Task objective => Present each line of the entries below that holds the word "cultura".

[begin Given records]

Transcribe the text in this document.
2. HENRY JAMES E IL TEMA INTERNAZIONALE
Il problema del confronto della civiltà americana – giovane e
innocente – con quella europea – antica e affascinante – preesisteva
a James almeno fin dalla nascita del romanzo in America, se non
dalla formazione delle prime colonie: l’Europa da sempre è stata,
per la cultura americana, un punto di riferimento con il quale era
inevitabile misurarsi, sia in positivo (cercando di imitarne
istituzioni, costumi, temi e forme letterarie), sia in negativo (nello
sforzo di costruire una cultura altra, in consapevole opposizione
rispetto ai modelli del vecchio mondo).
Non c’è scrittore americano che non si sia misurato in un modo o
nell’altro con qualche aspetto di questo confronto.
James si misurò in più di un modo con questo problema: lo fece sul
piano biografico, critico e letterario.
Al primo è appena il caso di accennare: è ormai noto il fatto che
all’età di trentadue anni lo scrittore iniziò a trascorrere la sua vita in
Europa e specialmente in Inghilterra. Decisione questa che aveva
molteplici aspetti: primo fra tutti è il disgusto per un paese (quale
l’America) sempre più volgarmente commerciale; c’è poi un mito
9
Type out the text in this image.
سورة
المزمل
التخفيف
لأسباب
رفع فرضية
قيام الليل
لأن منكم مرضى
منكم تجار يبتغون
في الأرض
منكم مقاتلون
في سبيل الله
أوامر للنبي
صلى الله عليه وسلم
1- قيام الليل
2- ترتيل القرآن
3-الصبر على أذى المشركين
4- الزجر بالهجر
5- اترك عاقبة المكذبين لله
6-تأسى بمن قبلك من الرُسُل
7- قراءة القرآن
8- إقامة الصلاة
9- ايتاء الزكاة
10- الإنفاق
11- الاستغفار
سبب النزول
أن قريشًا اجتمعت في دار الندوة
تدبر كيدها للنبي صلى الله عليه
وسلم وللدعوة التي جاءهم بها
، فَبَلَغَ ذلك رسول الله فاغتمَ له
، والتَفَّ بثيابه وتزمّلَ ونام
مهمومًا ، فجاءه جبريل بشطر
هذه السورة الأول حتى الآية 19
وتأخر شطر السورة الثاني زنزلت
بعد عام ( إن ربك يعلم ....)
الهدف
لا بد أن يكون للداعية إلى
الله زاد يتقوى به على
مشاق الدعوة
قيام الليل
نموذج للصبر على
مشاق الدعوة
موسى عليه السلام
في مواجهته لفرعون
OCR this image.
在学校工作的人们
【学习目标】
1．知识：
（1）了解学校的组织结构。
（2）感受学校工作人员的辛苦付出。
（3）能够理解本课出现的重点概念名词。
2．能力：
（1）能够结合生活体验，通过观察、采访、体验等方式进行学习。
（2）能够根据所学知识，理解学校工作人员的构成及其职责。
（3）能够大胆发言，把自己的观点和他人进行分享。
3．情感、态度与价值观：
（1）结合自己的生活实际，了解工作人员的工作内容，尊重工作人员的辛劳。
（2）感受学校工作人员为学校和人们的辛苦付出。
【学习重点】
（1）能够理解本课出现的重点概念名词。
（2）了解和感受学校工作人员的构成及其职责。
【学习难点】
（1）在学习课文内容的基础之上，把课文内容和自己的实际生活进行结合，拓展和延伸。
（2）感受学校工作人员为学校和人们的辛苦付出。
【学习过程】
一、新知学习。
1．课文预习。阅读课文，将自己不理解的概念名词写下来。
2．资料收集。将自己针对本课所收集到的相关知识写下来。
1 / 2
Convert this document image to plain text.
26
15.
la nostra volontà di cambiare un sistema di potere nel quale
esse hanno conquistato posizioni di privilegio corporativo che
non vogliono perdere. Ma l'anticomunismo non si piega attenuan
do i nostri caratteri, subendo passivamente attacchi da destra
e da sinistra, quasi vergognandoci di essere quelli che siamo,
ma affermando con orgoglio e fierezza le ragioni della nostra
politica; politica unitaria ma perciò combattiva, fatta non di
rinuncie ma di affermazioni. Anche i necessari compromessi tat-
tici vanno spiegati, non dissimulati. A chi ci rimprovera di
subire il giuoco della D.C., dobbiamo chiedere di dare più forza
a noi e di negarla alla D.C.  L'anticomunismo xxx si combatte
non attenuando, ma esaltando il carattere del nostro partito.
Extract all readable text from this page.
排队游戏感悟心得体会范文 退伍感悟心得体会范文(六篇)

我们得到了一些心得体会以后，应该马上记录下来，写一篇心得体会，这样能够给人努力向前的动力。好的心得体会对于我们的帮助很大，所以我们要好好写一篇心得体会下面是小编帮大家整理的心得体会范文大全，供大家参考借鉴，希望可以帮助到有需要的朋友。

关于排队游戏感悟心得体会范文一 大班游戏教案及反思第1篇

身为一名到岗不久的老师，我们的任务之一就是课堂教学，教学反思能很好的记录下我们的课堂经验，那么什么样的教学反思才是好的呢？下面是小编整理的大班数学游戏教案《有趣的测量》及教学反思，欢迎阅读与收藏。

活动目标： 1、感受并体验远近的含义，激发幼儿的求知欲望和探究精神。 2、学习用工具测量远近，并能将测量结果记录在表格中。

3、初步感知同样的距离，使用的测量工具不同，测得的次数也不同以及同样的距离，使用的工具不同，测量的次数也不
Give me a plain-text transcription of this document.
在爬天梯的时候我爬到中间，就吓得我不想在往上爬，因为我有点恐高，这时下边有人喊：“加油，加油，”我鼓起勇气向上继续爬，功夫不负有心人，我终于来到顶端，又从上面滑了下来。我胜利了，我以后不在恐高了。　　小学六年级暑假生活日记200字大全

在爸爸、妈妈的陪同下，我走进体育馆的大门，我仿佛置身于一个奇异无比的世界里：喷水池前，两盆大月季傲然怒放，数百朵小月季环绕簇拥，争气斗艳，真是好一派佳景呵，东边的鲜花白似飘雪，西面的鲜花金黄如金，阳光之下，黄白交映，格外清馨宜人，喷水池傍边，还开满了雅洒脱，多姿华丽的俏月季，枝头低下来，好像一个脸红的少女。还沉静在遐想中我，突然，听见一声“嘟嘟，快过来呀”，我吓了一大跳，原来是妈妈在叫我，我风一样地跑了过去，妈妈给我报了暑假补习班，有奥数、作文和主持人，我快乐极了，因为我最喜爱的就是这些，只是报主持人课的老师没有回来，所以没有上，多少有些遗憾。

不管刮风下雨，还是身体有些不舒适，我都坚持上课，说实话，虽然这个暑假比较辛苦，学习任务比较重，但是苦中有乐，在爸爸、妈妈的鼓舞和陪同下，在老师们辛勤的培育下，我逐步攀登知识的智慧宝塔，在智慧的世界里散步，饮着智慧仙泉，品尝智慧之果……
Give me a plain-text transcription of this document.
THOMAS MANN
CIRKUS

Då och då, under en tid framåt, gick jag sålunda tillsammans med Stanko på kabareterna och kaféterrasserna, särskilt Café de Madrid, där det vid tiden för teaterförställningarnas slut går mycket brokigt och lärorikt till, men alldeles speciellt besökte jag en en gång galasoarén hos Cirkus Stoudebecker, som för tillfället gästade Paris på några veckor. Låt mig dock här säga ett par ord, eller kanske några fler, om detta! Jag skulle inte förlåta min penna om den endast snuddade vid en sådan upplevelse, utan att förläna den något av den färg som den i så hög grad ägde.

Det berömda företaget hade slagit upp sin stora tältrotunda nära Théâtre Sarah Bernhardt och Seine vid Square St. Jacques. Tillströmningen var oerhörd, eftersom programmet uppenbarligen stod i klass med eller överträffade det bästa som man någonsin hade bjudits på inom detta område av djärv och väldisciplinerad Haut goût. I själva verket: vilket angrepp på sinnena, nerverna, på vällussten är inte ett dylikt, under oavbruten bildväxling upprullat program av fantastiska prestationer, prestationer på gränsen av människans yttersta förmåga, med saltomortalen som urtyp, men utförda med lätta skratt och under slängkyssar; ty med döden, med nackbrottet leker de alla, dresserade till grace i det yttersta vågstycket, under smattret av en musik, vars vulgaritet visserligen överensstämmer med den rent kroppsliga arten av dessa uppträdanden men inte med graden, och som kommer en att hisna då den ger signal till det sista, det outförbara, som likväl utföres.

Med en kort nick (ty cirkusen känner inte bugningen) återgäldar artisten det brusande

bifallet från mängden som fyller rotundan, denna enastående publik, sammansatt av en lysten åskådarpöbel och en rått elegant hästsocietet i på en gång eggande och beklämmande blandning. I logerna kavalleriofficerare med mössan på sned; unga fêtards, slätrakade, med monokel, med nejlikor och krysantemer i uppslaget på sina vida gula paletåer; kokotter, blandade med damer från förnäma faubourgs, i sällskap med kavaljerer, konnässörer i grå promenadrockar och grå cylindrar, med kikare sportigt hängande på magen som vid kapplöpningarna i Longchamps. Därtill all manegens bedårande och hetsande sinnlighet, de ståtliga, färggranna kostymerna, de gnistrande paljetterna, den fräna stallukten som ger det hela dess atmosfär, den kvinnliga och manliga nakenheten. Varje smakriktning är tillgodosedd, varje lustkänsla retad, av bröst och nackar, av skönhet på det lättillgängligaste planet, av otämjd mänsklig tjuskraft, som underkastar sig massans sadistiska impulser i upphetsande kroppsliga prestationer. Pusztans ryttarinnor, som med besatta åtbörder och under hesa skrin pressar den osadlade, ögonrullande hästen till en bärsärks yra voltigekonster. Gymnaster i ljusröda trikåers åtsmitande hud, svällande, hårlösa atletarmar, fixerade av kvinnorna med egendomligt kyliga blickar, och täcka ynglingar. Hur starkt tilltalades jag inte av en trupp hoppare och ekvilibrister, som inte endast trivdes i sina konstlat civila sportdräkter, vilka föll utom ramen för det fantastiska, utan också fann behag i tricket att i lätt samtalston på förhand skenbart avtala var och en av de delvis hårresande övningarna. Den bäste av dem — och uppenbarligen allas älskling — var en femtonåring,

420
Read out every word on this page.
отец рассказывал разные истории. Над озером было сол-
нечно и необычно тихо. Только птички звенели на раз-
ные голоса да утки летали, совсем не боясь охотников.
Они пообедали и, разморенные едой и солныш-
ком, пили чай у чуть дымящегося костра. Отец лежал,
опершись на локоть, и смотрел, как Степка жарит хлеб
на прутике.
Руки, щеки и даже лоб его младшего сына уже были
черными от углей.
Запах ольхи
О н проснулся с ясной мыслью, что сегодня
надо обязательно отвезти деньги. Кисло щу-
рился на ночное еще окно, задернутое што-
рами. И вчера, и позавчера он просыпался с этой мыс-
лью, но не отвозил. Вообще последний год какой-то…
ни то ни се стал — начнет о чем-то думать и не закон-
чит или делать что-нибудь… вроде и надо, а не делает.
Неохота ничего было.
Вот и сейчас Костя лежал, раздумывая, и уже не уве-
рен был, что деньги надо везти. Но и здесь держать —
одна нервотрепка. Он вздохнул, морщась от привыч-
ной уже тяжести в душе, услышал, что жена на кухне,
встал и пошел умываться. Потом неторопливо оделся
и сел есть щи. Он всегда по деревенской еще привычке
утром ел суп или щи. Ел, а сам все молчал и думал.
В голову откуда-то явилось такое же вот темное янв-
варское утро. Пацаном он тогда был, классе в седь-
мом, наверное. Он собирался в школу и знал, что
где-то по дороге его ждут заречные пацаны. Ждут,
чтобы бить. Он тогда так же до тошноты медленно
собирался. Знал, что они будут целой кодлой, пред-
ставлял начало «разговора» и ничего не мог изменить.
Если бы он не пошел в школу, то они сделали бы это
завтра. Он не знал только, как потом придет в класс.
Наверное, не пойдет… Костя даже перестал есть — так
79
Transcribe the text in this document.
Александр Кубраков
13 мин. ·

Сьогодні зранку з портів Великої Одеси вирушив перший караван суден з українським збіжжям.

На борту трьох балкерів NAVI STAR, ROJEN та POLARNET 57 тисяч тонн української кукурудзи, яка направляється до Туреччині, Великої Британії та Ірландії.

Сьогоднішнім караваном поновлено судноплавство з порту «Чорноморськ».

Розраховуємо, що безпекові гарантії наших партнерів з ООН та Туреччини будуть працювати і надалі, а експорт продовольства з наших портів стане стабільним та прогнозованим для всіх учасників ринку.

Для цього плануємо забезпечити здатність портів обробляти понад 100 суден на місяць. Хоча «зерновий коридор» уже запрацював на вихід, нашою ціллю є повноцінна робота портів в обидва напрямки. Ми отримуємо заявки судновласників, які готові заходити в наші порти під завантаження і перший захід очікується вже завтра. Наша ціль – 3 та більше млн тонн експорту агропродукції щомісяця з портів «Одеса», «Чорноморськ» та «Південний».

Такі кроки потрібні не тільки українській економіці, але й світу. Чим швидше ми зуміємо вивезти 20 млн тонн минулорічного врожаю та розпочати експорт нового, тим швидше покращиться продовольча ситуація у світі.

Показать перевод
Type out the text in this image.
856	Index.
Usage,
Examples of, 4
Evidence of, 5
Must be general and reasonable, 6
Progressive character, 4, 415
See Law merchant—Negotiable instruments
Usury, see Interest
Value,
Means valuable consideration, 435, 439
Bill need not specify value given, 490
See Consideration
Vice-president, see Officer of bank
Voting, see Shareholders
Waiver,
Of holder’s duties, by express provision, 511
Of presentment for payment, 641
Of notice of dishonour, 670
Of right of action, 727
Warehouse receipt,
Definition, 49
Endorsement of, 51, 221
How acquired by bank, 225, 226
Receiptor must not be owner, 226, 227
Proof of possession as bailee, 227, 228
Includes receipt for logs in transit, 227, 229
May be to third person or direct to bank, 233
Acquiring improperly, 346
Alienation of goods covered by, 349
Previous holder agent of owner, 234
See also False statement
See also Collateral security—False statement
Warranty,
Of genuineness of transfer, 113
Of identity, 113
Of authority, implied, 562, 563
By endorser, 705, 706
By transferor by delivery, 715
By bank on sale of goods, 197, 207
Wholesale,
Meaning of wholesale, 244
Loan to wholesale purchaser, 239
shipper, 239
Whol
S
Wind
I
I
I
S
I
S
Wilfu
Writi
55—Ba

[end Given records]

Response to this task =>
per la cultura americana, un punto di riferimento con il quale era
sforzo di costruire una cultura altra, in consapevole opposizione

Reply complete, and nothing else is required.